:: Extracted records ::
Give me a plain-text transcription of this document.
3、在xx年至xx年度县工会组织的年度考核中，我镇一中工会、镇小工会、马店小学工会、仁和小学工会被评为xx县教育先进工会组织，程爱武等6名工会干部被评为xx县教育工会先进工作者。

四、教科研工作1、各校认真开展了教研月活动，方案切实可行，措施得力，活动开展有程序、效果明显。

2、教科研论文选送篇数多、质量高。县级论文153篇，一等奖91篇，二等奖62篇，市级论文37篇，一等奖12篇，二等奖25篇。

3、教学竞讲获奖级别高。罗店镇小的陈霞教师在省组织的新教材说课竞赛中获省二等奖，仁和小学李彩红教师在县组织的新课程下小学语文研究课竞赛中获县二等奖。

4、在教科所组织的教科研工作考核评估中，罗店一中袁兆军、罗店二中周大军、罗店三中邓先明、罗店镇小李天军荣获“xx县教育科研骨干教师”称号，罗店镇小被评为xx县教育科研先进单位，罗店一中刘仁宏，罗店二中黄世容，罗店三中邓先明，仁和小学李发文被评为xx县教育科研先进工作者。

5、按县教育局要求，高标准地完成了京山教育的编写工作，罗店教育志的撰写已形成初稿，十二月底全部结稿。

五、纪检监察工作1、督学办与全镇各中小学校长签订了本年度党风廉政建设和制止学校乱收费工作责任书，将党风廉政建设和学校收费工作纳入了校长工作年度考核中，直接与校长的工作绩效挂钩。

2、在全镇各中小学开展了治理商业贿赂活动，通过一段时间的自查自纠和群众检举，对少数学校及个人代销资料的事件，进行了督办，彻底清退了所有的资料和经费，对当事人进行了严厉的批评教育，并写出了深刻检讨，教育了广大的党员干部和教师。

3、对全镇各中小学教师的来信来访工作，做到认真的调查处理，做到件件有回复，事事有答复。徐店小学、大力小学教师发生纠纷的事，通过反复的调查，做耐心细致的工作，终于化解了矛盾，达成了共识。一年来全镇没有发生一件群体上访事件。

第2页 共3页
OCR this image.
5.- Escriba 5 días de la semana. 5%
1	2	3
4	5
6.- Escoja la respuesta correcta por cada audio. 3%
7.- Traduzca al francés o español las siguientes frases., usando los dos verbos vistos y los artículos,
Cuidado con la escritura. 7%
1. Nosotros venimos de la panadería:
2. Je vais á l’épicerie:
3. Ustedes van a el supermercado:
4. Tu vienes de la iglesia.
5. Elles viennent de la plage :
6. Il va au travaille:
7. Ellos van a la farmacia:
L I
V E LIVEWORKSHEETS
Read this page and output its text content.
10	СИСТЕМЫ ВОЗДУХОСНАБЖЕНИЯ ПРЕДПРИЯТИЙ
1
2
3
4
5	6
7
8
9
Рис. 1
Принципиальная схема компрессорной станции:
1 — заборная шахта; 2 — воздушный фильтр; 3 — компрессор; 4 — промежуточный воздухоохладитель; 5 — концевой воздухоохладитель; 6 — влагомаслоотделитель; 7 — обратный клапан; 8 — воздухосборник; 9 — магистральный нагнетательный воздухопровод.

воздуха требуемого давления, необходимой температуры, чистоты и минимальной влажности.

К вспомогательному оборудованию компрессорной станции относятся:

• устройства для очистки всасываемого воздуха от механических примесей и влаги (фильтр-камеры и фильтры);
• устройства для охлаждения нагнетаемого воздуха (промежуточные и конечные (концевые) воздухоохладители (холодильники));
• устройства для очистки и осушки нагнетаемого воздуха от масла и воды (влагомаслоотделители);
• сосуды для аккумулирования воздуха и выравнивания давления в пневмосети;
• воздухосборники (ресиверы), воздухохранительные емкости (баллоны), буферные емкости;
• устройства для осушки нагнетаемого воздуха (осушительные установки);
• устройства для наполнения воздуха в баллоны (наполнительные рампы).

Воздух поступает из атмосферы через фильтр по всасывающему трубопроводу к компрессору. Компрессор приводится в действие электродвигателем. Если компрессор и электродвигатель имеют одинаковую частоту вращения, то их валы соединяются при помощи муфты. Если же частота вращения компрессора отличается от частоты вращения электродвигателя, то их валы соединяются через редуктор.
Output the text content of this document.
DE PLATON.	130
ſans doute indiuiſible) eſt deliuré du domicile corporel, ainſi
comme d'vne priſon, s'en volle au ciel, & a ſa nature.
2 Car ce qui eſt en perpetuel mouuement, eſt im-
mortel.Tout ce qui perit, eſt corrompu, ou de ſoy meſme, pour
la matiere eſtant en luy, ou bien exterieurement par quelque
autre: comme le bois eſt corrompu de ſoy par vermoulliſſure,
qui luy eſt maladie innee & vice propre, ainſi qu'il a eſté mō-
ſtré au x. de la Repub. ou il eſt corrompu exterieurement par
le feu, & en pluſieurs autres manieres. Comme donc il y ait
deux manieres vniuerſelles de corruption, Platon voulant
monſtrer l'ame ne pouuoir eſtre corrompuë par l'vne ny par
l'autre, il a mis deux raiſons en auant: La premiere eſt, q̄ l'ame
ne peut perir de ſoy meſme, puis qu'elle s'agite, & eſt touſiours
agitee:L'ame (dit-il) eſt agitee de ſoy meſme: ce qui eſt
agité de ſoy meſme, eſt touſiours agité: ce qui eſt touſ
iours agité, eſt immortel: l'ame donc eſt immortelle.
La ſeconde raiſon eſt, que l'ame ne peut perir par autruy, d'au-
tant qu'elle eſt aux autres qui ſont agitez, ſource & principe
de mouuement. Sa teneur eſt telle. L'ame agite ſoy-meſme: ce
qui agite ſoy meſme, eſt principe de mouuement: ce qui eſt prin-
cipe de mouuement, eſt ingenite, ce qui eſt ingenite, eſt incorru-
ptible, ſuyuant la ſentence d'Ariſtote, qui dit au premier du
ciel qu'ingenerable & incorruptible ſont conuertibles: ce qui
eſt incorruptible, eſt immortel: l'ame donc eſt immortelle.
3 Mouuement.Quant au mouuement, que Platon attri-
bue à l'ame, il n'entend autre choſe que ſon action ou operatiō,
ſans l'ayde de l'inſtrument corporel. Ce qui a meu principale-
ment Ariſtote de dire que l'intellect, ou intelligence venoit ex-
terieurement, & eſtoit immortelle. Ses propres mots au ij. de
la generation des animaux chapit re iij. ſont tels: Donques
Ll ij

:: Given request ::
Report how many lines of the listing above include the word "peut". Say nothing but the number.

:: Task output ::
2